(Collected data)
────────────────────────────────────────

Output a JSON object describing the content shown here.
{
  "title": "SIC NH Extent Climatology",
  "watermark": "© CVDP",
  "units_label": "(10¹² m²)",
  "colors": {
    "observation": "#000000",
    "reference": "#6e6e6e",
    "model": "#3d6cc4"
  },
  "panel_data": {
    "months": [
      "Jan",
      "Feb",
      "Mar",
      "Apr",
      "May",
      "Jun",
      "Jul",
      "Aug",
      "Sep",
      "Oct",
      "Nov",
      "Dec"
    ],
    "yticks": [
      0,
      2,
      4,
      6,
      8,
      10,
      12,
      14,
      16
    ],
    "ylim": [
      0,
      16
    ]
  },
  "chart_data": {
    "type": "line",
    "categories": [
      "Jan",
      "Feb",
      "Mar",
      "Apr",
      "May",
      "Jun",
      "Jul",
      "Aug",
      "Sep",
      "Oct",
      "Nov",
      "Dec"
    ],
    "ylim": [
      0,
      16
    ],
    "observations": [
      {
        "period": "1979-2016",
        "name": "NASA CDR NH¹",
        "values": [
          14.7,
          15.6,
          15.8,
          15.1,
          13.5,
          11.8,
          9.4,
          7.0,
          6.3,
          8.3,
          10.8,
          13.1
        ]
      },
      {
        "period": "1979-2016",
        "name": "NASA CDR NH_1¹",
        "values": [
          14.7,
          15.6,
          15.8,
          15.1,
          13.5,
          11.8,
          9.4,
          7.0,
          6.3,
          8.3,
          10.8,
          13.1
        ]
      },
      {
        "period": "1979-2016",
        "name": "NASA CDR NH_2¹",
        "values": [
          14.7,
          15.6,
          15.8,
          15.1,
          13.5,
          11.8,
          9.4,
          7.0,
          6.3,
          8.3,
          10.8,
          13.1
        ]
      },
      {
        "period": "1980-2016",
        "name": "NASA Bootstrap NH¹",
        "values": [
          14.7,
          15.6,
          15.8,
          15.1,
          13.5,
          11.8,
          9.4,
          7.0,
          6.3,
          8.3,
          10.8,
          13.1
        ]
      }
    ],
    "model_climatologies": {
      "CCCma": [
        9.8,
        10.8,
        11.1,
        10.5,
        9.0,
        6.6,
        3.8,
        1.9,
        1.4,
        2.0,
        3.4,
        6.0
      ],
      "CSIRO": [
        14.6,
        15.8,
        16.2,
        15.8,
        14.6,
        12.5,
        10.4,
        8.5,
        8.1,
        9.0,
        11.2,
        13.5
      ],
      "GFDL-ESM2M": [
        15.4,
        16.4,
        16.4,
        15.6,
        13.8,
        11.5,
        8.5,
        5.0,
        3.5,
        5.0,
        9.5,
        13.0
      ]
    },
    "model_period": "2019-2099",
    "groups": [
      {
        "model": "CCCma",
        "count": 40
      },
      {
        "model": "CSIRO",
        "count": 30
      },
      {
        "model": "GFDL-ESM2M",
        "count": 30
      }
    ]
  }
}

────────────────────────────────────────

▸ **What is required**: Reproduce all of the records exactly.

▸ **The reply**:
Output a JSON object describing the content shown here.
{
  "title": "SIC NH Extent Climatology",
  "watermark": "© CVDP",
  "units_label": "(10¹² m²)",
  "colors": {
    "observation": "#000000",
    "reference": "#6e6e6e",
    "model": "#3d6cc4"
  },
  "panel_data": {
    "months": [
      "Jan",
      "Feb",
      "Mar",
      "Apr",
      "May",
      "Jun",
      "Jul",
      "Aug",
      "Sep",
      "Oct",
      "Nov",
      "Dec"
    ],
    "yticks": [
      0,
      2,
      4,
      6,
      8,
      10,
      12,
      14,
      16
    ],
    "ylim": [
      0,
      16
    ]
  },
  "chart_data": {
    "type": "line",
    "categories": [
      "Jan",
      "Feb",
      "Mar",
      "Apr",
      "May",
      "Jun",
      "Jul",
      "Aug",
      "Sep",
      "Oct",
      "Nov",
      "Dec"
    ],
    "ylim": [
      0,
      16
    ],
    "observations": [
      {
        "period": "1979-2016",
        "name": "NASA CDR NH¹",
        "values": [
          14.7,
          15.6,
          15.8,
          15.1,
          13.5,
          11.8,
          9.4,
          7.0,
          6.3,
          8.3,
          10.8,
          13.1
        ]
      },
      {
        "period": "1979-2016",
        "name": "NASA CDR NH_1¹",
        "values": [
          14.7,
          15.6,
          15.8,
          15.1,
          13.5,
          11.8,
          9.4,
          7.0,
          6.3,
          8.3,
          10.8,
          13.1
        ]
      },
      {
        "period": "1979-2016",
        "name": "NASA CDR NH_2¹",
        "values": [
          14.7,
          15.6,
          15.8,
          15.1,
          13.5,
          11.8,
          9.4,
          7.0,
          6.3,
          8.3,
          10.8,
          13.1
        ]
      },
      {
        "period": "1980-2016",
        "name": "NASA Bootstrap NH¹",
        "values": [
          14.7,
          15.6,
          15.8,
          15.1,
          13.5,
          11.8,
          9.4,
          7.0,
          6.3,
          8.3,
          10.8,
          13.1
        ]
      }
    ],
    "model_climatologies": {
      "CCCma": [
        9.8,
        10.8,
        11.1,
        10.5,
        9.0,
        6.6,
        3.8,
        1.9,
        1.4,
        2.0,
        3.4,
        6.0
      ],
      "CSIRO": [
        14.6,
        15.8,
        16.2,
        15.8,
        14.6,
        12.5,
        10.4,
        8.5,
        8.1,
        9.0,
        11.2,
        13.5
      ],
      "GFDL-ESM2M": [
        15.4,
        16.4,
        16.4,
        15.6,
        13.8,
        11.5,
        8.5,
        5.0,
        3.5,
        5.0,
        9.5,
        13.0
      ]
    },
    "model_period": "2019-2099",
    "groups": [
      {
        "model": "CCCma",
        "count": 40
      },
      {
        "model": "CSIRO",
        "count": 30
      },
      {
        "model": "GFDL-ESM2M",
        "count": 30
      }
    ]
  }
}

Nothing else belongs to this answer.